Task brief:
Will you give every entry again exactly as it stands?

Dataset extract:

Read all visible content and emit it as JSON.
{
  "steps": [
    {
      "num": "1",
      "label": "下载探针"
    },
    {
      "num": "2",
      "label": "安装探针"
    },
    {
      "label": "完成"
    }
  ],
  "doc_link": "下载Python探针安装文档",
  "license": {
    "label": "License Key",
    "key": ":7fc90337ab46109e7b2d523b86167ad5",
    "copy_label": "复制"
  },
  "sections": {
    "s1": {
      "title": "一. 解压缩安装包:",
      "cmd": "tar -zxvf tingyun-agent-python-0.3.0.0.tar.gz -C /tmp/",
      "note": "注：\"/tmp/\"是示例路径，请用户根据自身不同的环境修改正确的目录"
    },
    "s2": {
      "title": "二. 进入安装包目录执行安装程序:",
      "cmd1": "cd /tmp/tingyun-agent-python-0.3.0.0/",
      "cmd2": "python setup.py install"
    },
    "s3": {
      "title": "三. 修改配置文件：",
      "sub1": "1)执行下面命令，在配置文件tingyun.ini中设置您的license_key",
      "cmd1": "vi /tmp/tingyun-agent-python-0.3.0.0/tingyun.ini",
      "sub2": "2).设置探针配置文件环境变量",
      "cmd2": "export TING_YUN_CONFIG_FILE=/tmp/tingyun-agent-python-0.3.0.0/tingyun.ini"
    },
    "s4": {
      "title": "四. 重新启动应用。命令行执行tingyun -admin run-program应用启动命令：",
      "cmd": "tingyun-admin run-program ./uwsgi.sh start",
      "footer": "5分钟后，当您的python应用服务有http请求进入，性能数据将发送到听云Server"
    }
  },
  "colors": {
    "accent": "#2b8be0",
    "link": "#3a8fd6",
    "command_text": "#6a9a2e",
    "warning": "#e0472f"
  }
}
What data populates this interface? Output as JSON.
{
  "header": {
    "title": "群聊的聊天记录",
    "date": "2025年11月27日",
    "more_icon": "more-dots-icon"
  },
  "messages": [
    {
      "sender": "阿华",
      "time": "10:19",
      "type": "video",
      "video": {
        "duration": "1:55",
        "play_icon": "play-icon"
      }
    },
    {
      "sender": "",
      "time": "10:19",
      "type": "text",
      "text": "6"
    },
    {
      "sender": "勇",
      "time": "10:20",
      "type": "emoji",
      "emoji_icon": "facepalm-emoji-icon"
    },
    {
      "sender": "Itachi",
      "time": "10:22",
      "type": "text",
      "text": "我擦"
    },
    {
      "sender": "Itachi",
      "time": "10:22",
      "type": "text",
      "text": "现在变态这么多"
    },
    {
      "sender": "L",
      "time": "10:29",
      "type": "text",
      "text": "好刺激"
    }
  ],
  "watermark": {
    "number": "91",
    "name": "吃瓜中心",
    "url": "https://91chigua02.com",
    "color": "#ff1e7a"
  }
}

Exercise solution:
Read all visible content and emit it as JSON.
{
  "steps": [
    {
      "num": "1",
      "label": "下载探针"
    },
    {
      "num": "2",
      "label": "安装探针"
    },
    {
      "label": "完成"
    }
  ],
  "doc_link": "下载Python探针安装文档",
  "license": {
    "label": "License Key",
    "key": ":7fc90337ab46109e7b2d523b86167ad5",
    "copy_label": "复制"
  },
  "sections": {
    "s1": {
      "title": "一. 解压缩安装包:",
      "cmd": "tar -zxvf tingyun-agent-python-0.3.0.0.tar.gz -C /tmp/",
      "note": "注：\"/tmp/\"是示例路径，请用户根据自身不同的环境修改正确的目录"
    },
    "s2": {
      "title": "二. 进入安装包目录执行安装程序:",
      "cmd1": "cd /tmp/tingyun-agent-python-0.3.0.0/",
      "cmd2": "python setup.py install"
    },
    "s3": {
      "title": "三. 修改配置文件：",
      "sub1": "1)执行下面命令，在配置文件tingyun.ini中设置您的license_key",
      "cmd1": "vi /tmp/tingyun-agent-python-0.3.0.0/tingyun.ini",
      "sub2": "2).设置探针配置文件环境变量",
      "cmd2": "export TING_YUN_CONFIG_FILE=/tmp/tingyun-agent-python-0.3.0.0/tingyun.ini"
    },
    "s4": {
      "title": "四. 重新启动应用。命令行执行tingyun -admin run-program应用启动命令：",
      "cmd": "tingyun-admin run-program ./uwsgi.sh start",
      "footer": "5分钟后，当您的python应用服务有http请求进入，性能数据将发送到听云Server"
    }
  },
  "colors": {
    "accent": "#2b8be0",
    "link": "#3a8fd6",
    "command_text": "#6a9a2e",
    "warning": "#e0472f"
  }
}
What data populates this interface? Output as JSON.
{
  "header": {
    "title": "群聊的聊天记录",
    "date": "2025年11月27日",
    "more_icon": "more-dots-icon"
  },
  "messages": [
    {
      "sender": "阿华",
      "time": "10:19",
      "type": "video",
      "video": {
        "duration": "1:55",
        "play_icon": "play-icon"
      }
    },
    {
      "sender": "",
      "time": "10:19",
      "type": "text",
      "text": "6"
    },
    {
      "sender": "勇",
      "time": "10:20",
      "type": "emoji",
      "emoji_icon": "facepalm-emoji-icon"
    },
    {
      "sender": "Itachi",
      "time": "10:22",
      "type": "text",
      "text": "我擦"
    },
    {
      "sender": "Itachi",
      "time": "10:22",
      "type": "text",
      "text": "现在变态这么多"
    },
    {
      "sender": "L",
      "time": "10:29",
      "type": "text",
      "text": "好刺激"
    }
  ],
  "watermark": {
    "number": "91",
    "name": "吃瓜中心",
    "url": "https://91chigua02.com",
    "color": "#ff1e7a"
  }
}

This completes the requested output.